-- 操作说明 --
把下面讲安装Prometheus的节选里，从“# Alertmanager configuration”往下一直到“from this config.”的这一段一字不差地抄写出来。

-- 节选 --
安装Prometheus
下载Prometheus
解压安装包
[root@lhx media]# tar -xvf prometheus-2.27.0.linux-amd64.tar.gz
[root@lhx media]# mv prometheus-2.27.0.linux-amd64 /usr/local/prometheus
[root@lhx media]# echo "export PATH=$PATH:/usr/local/prometheus" >>/etc/profile
[root@lhx media]# source /etc/profile
配置参数
[root@lhx media]# cat /usr/local/prometheus/prometheus.yml
# my global config
global:
scrape_interval: 15s # Set the scrape interval to every 15 seconds. Default is every 1 minute.
evaluation_interval: 15s # Evaluate rules every 15 seconds. The default is every 1 minute.
# scrape_timeout is set to the global default (10s).
# Alertmanager configuration
alerting:
alertmanagers:
- static_configs:
- targets:
# - alertmanager:9093
# Load rules once and periodically evaluate them according to the global 'evaluation_interval'.
rule_files:
# - "first_rules.yml"
# - "second_rules.yml"
# A scrape configuration containing exactly one endpoint to scrape:
# Here it's Prometheus itself.
scrape_configs:
# The job name is added as a label `job=<job_name>` to any timeseries scraped from this config.

-- 所给数据 --
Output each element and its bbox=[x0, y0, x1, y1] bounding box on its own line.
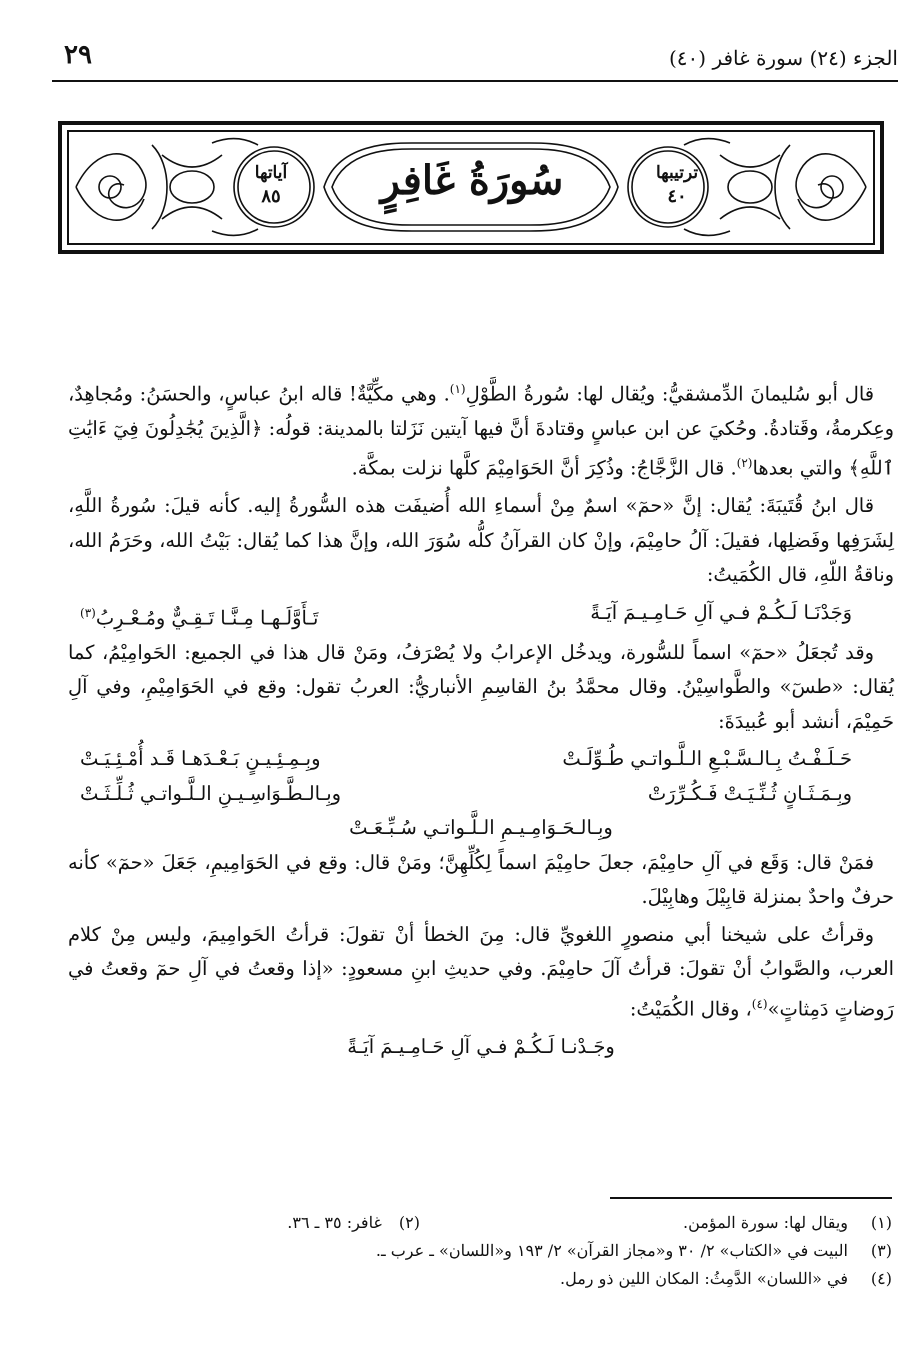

-- 正确答案 --
# Alertmanager configuration
alerting:
alertmanagers:
- static_configs:
- targets:
# - alertmanager:9093
# Load rules once and periodically evaluate them according to the global 'evaluation_interval'.
rule_files:
# - "first_rules.yml"
# - "second_rules.yml"
# A scrape configuration containing exactly one endpoint to scrape:
# Here it's Prometheus itself.
scrape_configs:
# The job name is added as a label `job=<job_name>` to any timeseries scraped from this config.